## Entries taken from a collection
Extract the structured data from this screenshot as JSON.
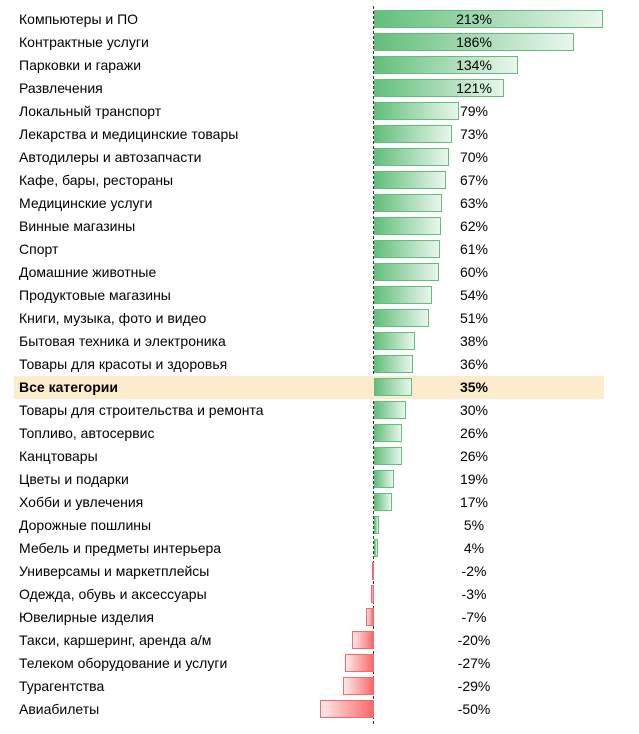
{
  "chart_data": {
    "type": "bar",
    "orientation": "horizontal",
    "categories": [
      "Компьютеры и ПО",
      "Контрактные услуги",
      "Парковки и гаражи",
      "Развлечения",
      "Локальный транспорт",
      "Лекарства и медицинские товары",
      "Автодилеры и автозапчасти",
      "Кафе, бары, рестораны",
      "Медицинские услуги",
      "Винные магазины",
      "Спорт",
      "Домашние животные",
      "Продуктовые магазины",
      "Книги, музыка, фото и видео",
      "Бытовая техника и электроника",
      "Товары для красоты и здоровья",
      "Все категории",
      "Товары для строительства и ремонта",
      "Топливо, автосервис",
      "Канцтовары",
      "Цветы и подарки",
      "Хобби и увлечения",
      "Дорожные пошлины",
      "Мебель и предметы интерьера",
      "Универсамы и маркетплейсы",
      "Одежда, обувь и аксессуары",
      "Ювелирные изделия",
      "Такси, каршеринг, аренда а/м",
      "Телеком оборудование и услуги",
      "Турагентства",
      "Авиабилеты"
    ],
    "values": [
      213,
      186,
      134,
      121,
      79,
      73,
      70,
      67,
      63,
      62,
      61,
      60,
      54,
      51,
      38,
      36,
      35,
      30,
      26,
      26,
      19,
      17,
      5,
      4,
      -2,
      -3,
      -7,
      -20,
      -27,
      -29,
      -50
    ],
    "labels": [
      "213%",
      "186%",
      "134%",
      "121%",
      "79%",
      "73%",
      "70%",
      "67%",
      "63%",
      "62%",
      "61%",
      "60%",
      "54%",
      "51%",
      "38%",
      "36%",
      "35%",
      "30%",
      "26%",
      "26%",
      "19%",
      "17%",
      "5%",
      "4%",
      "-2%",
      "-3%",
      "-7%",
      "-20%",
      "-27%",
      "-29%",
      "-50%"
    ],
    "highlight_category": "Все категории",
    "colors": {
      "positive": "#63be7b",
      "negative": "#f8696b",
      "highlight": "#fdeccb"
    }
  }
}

...

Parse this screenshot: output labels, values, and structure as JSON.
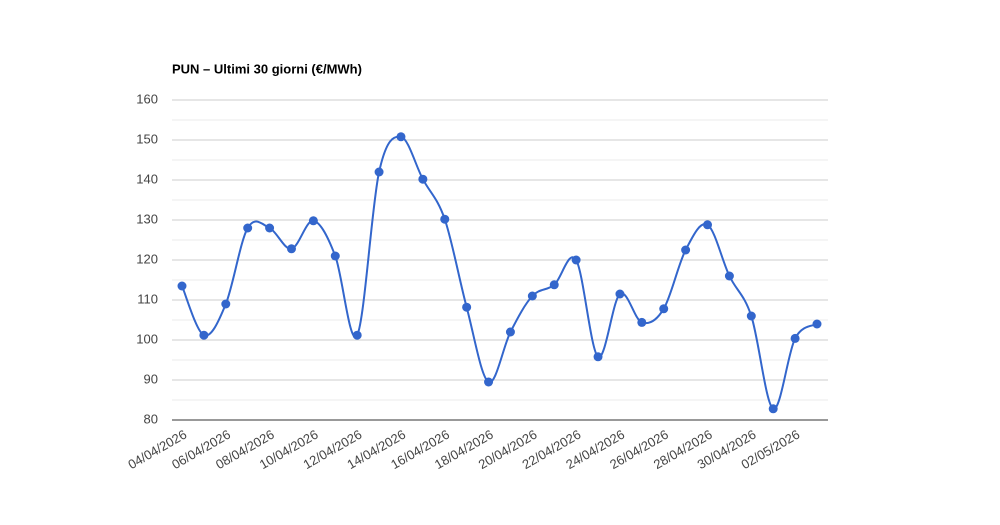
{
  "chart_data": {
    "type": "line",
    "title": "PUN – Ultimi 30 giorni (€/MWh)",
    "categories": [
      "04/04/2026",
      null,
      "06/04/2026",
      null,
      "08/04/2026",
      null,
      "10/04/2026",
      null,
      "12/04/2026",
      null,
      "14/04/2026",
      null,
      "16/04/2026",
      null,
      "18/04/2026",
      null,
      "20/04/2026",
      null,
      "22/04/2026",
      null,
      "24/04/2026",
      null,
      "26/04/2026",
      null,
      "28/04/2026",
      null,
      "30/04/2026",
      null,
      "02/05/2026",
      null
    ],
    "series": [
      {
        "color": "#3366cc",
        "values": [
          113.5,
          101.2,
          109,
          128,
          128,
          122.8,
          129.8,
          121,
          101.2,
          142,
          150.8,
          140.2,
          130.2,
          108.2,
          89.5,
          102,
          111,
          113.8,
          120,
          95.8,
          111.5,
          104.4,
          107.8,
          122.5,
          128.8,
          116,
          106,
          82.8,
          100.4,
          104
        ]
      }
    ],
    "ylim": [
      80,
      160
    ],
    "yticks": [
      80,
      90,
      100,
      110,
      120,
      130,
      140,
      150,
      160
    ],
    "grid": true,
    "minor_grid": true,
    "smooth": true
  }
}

## TASK OBJECTIVE
Identify the lines in the entries that hold "категории" and return each one.

## TASK RESULT
      "Все категории",
    "highlight_category": "Все категории",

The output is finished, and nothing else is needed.